INPUT MATERIAL:
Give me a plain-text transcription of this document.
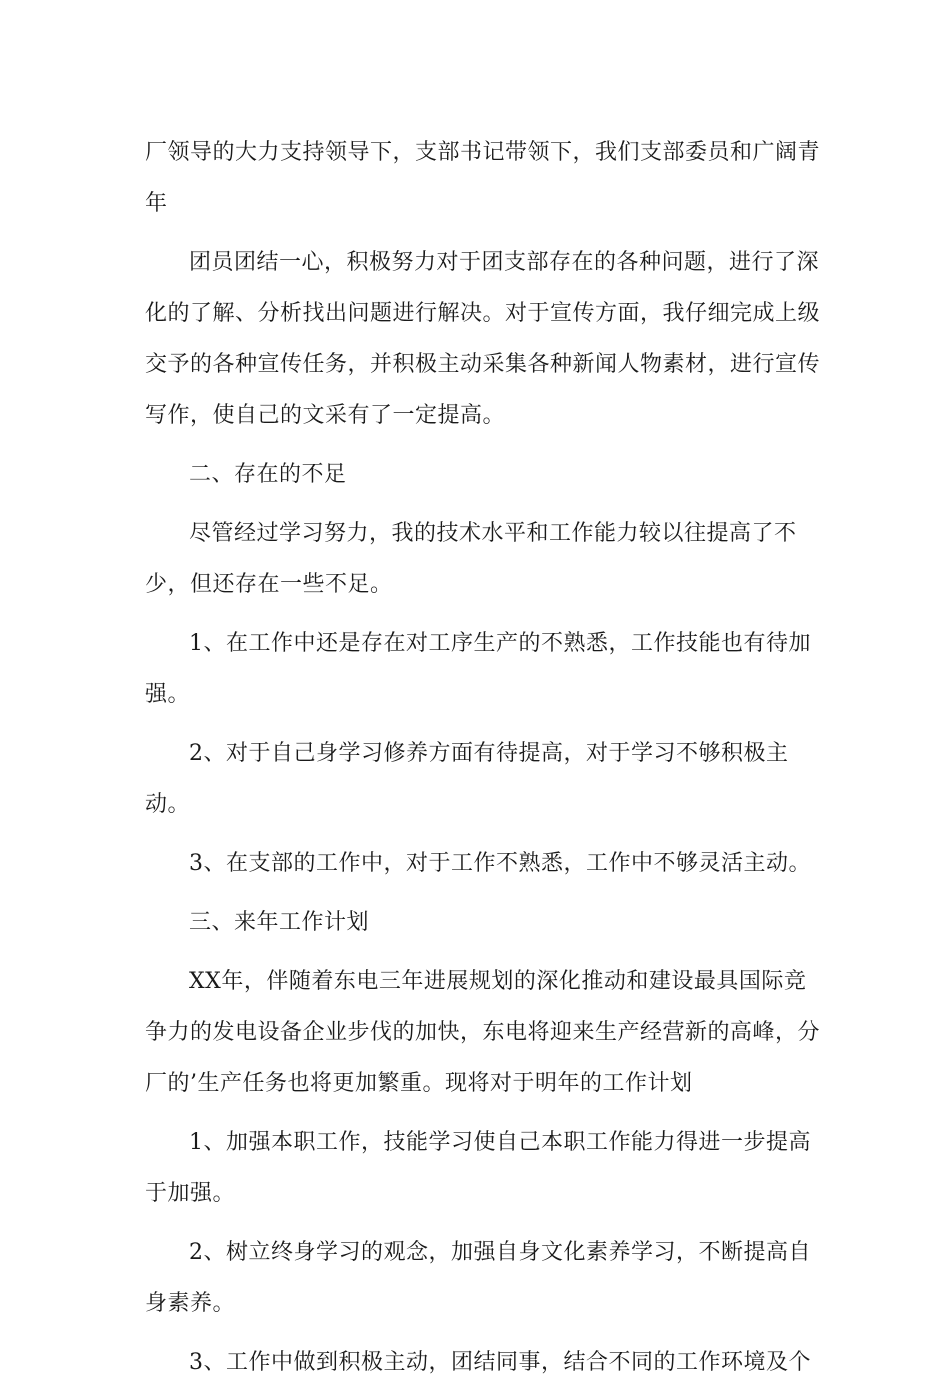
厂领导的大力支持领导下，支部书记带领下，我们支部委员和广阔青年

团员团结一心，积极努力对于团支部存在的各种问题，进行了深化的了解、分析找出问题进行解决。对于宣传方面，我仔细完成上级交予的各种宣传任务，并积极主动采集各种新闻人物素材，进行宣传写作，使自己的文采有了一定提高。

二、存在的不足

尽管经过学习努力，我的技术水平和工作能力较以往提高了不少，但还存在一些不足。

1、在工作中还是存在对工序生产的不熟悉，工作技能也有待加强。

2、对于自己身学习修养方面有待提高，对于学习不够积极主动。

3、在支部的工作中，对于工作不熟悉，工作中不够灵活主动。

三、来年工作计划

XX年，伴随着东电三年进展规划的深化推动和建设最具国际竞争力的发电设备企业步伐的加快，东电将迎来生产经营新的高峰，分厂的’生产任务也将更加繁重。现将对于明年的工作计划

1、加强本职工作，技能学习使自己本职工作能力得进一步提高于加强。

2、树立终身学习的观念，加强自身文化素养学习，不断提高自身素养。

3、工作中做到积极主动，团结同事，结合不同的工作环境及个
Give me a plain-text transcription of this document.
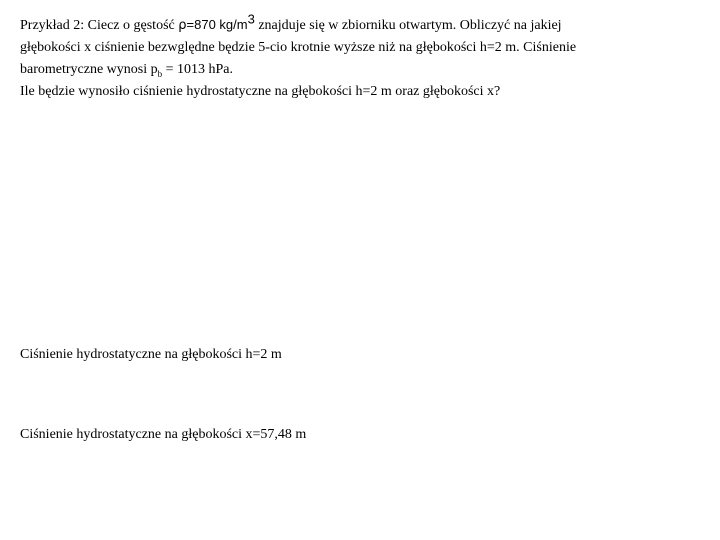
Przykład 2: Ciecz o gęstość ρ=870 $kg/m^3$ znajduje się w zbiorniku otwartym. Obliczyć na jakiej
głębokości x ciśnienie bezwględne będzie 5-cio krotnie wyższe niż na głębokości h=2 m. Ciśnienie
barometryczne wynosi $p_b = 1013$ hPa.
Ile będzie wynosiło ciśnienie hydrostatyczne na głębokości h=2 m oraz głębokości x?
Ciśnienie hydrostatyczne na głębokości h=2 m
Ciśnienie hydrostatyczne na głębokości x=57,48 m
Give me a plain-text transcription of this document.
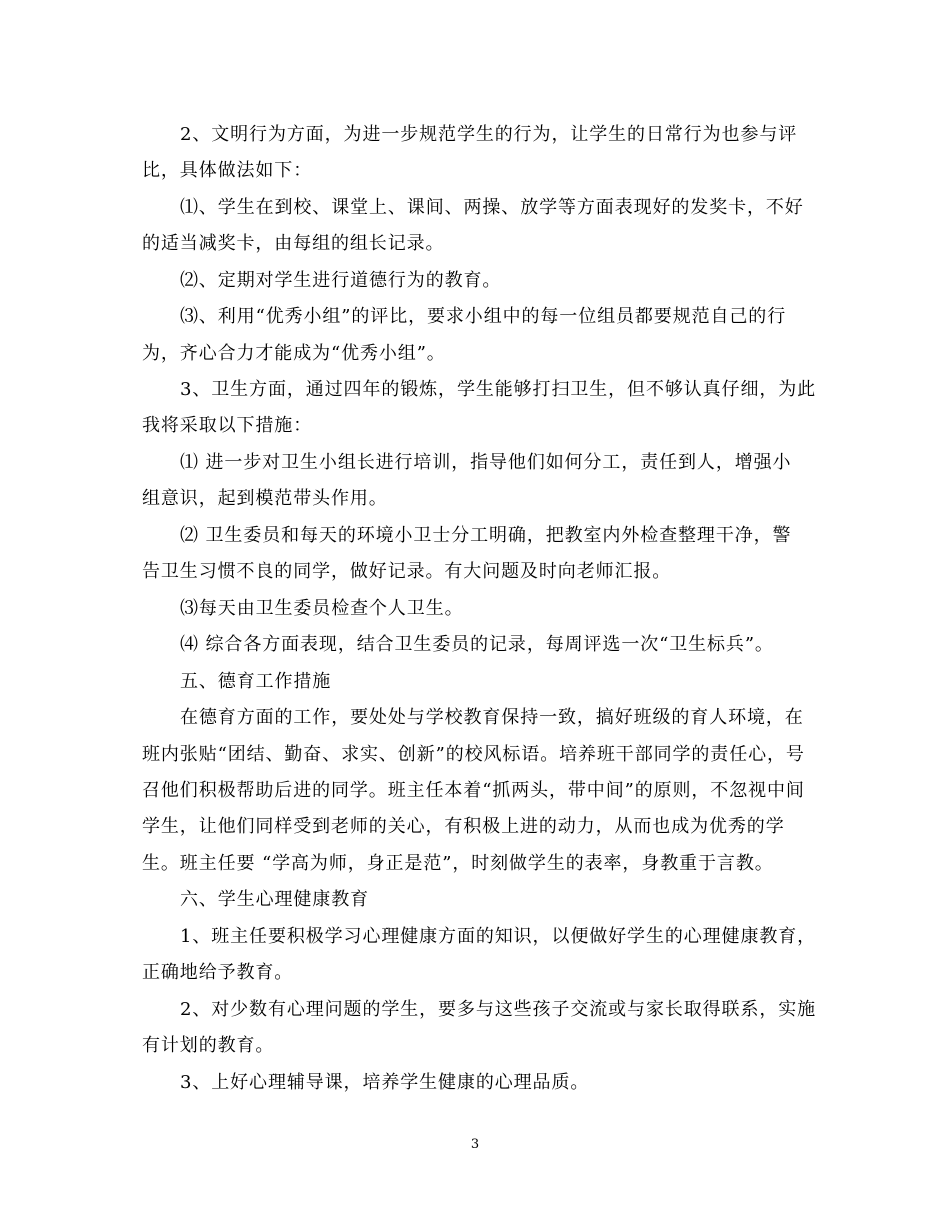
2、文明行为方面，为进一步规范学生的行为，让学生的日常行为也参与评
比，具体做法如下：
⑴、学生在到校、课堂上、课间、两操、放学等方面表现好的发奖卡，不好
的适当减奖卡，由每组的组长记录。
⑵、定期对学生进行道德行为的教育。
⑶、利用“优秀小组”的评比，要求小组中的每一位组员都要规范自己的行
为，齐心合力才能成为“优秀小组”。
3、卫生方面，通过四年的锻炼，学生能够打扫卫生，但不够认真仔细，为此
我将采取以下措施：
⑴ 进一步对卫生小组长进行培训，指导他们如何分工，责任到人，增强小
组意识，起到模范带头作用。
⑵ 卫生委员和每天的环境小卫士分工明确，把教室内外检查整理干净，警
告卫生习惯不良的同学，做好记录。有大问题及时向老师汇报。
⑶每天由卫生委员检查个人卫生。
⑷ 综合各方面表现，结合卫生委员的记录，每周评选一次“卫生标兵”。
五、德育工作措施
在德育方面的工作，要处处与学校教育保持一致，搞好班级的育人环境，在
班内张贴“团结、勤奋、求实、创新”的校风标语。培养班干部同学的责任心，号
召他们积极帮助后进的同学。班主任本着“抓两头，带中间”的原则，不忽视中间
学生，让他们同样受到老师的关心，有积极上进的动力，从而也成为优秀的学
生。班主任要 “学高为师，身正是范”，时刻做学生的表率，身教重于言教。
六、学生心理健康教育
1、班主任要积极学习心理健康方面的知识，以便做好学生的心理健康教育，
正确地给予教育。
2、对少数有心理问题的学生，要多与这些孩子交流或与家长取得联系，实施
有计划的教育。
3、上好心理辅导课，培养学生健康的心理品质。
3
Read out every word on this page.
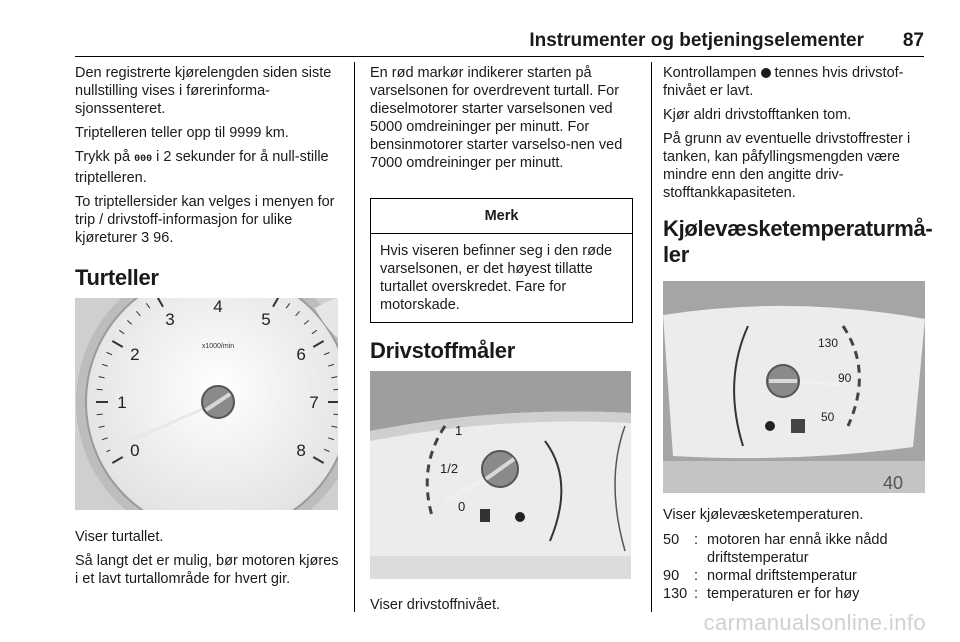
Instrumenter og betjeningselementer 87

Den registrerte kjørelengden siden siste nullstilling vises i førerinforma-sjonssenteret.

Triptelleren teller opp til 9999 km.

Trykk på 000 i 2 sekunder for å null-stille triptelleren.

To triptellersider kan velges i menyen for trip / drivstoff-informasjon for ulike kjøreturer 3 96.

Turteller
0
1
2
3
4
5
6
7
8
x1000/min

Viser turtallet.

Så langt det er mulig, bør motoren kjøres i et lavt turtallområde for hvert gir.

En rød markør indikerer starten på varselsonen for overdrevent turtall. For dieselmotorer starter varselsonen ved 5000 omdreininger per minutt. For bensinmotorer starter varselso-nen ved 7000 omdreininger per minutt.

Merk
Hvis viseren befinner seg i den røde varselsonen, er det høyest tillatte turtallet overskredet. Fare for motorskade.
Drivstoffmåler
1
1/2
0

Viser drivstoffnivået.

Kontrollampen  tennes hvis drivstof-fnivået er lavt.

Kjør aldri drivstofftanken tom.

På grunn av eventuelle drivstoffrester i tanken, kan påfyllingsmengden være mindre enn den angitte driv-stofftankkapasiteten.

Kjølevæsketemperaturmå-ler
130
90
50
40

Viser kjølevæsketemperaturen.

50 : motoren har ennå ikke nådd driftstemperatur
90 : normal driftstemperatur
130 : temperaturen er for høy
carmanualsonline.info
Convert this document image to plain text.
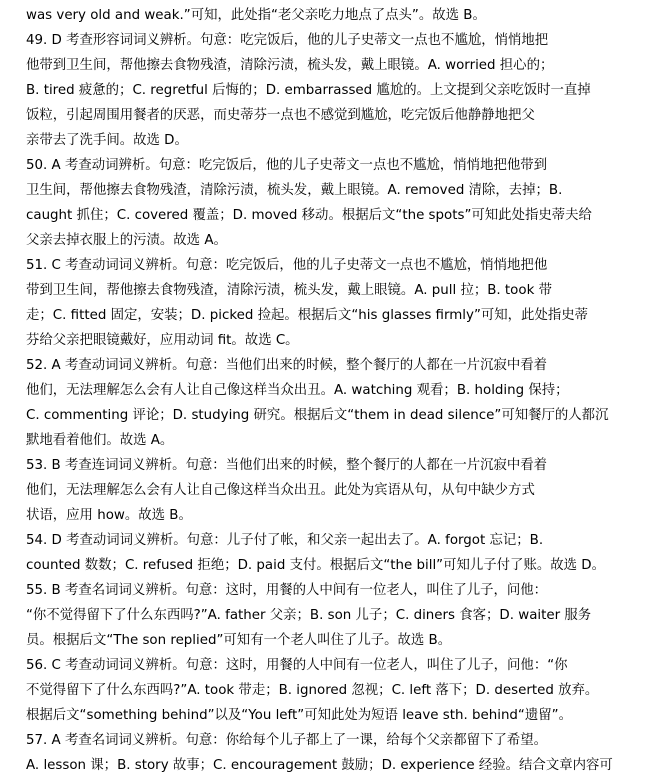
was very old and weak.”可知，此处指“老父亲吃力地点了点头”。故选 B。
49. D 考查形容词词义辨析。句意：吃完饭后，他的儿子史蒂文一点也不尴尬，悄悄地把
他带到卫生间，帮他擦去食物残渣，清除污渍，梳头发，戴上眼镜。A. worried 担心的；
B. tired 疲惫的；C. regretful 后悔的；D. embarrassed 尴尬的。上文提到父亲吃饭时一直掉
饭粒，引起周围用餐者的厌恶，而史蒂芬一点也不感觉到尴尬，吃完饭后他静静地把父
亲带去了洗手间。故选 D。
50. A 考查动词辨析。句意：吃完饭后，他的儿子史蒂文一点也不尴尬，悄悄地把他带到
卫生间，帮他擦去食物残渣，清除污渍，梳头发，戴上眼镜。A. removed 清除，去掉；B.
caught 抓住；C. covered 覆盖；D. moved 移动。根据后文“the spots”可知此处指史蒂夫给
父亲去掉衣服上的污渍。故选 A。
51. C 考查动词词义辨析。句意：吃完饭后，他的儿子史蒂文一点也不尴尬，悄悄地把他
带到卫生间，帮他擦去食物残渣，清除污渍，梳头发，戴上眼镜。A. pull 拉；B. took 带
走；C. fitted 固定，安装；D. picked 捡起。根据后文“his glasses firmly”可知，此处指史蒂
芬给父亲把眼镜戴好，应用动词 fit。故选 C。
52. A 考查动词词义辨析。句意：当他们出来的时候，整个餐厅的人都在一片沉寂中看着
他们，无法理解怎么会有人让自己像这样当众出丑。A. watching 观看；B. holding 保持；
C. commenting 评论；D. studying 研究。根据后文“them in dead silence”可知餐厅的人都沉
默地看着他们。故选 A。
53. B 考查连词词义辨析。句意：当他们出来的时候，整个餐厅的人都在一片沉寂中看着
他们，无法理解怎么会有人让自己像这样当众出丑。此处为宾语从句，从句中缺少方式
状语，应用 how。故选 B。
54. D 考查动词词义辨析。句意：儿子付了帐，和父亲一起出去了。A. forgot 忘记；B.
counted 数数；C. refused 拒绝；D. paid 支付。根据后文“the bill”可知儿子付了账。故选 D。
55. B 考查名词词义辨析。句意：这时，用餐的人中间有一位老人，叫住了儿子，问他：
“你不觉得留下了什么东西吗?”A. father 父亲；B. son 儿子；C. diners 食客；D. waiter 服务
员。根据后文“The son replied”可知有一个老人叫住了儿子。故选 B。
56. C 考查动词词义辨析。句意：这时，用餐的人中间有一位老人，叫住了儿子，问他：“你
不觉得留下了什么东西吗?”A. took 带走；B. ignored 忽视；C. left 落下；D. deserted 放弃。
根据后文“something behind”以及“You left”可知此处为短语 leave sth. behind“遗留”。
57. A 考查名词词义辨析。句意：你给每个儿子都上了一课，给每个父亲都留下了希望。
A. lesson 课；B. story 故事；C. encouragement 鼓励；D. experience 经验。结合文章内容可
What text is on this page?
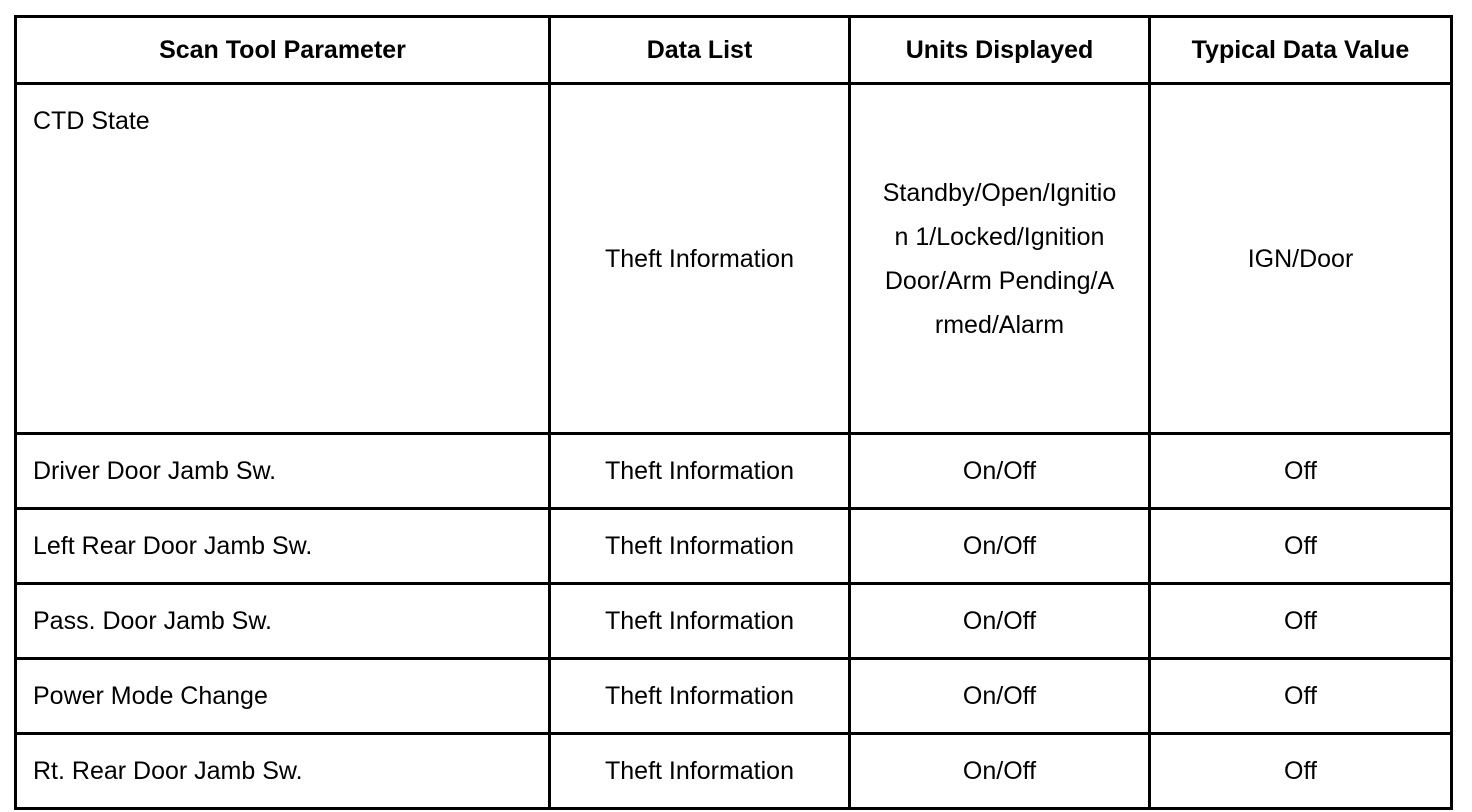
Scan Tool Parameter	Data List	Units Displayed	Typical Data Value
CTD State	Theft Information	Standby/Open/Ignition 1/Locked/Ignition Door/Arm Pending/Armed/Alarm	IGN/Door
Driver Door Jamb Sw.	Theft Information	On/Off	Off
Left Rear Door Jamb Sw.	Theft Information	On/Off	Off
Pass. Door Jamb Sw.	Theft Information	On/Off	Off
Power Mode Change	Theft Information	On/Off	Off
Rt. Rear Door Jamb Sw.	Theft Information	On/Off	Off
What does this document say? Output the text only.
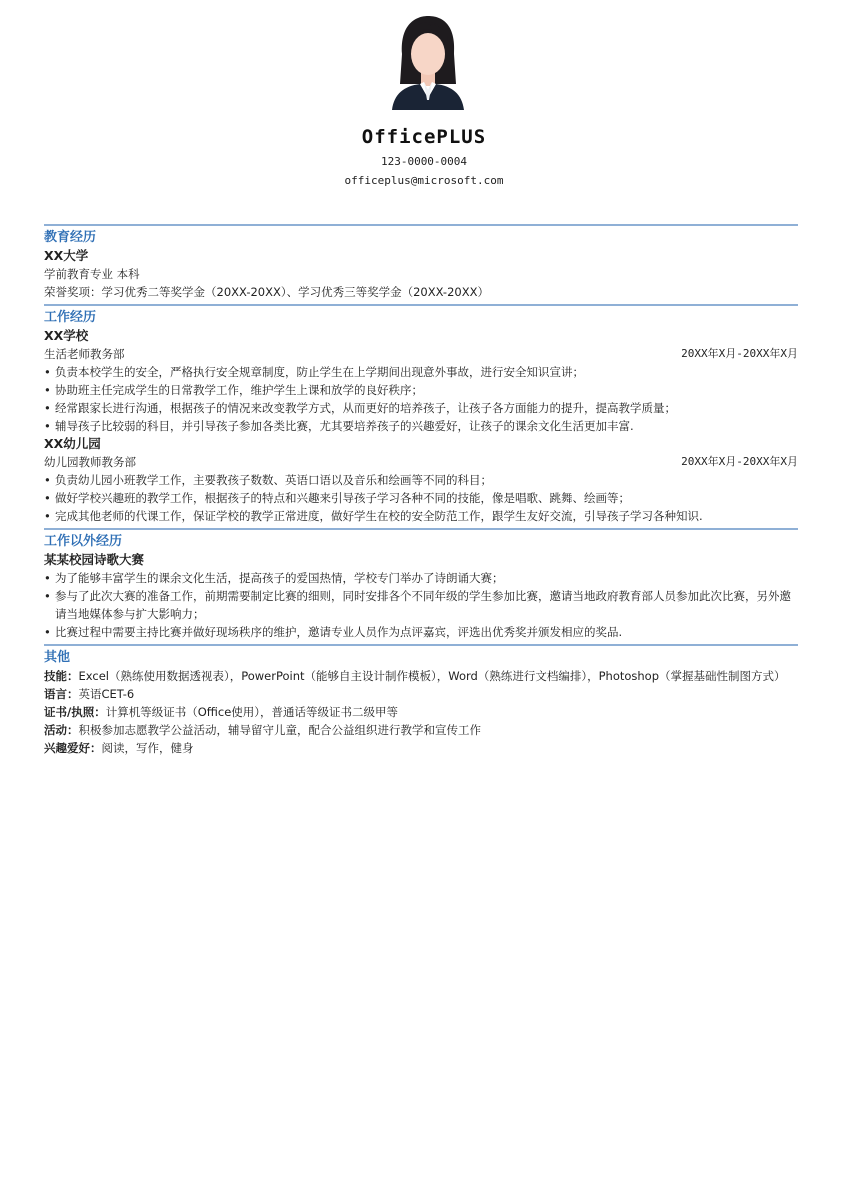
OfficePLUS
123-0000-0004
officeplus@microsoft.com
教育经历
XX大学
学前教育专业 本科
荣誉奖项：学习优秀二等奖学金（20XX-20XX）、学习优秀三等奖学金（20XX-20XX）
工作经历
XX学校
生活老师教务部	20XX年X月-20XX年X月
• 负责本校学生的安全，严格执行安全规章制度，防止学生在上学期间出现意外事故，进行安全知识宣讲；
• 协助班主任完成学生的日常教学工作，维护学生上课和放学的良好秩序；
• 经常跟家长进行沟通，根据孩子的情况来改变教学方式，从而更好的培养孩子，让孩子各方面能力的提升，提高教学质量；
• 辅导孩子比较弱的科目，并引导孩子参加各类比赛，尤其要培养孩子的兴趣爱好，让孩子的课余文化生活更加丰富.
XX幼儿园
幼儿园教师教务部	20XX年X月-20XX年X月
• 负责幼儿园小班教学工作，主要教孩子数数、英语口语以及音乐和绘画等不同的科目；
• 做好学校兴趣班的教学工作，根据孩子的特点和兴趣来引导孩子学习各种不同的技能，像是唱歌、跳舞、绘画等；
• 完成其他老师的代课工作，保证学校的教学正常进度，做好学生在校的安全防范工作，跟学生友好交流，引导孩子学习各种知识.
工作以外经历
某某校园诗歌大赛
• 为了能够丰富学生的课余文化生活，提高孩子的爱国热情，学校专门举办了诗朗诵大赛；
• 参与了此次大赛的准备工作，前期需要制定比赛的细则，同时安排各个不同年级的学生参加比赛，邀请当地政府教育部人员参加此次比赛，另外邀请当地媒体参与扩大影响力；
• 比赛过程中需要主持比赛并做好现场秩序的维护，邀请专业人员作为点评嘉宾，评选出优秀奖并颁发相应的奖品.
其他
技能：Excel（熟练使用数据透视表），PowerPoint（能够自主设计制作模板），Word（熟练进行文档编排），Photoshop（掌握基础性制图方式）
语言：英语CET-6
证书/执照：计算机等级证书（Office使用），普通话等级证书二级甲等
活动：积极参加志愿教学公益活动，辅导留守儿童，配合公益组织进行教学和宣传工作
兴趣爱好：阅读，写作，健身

EXERCISE OBJECTIVE:
Your task is to copy word for word the lines from the line containing "What does this" to the end of the listing, both included, and to drop any pictures.

EXPECTED OUTPUT:
What does this document say? Output the text only.
OfficePLUS
123-0000-0004
officeplus@microsoft.com
教育经历
XX大学
学前教育专业 本科
荣誉奖项：学习优秀二等奖学金（20XX-20XX）、学习优秀三等奖学金（20XX-20XX）
工作经历
XX学校
生活老师教务部	20XX年X月-20XX年X月
• 负责本校学生的安全，严格执行安全规章制度，防止学生在上学期间出现意外事故，进行安全知识宣讲；
• 协助班主任完成学生的日常教学工作，维护学生上课和放学的良好秩序；
• 经常跟家长进行沟通，根据孩子的情况来改变教学方式，从而更好的培养孩子，让孩子各方面能力的提升，提高教学质量；
• 辅导孩子比较弱的科目，并引导孩子参加各类比赛，尤其要培养孩子的兴趣爱好，让孩子的课余文化生活更加丰富.
XX幼儿园
幼儿园教师教务部	20XX年X月-20XX年X月
• 负责幼儿园小班教学工作，主要教孩子数数、英语口语以及音乐和绘画等不同的科目；
• 做好学校兴趣班的教学工作，根据孩子的特点和兴趣来引导孩子学习各种不同的技能，像是唱歌、跳舞、绘画等；
• 完成其他老师的代课工作，保证学校的教学正常进度，做好学生在校的安全防范工作，跟学生友好交流，引导孩子学习各种知识.
工作以外经历
某某校园诗歌大赛
• 为了能够丰富学生的课余文化生活，提高孩子的爱国热情，学校专门举办了诗朗诵大赛；
• 参与了此次大赛的准备工作，前期需要制定比赛的细则，同时安排各个不同年级的学生参加比赛，邀请当地政府教育部人员参加此次比赛，另外邀请当地媒体参与扩大影响力；
• 比赛过程中需要主持比赛并做好现场秩序的维护，邀请专业人员作为点评嘉宾，评选出优秀奖并颁发相应的奖品.
其他
技能：Excel（熟练使用数据透视表），PowerPoint（能够自主设计制作模板），Word（熟练进行文档编排），Photoshop（掌握基础性制图方式）
语言：英语CET-6
证书/执照：计算机等级证书（Office使用），普通话等级证书二级甲等
活动：积极参加志愿教学公益活动，辅导留守儿童，配合公益组织进行教学和宣传工作
兴趣爱好：阅读，写作，健身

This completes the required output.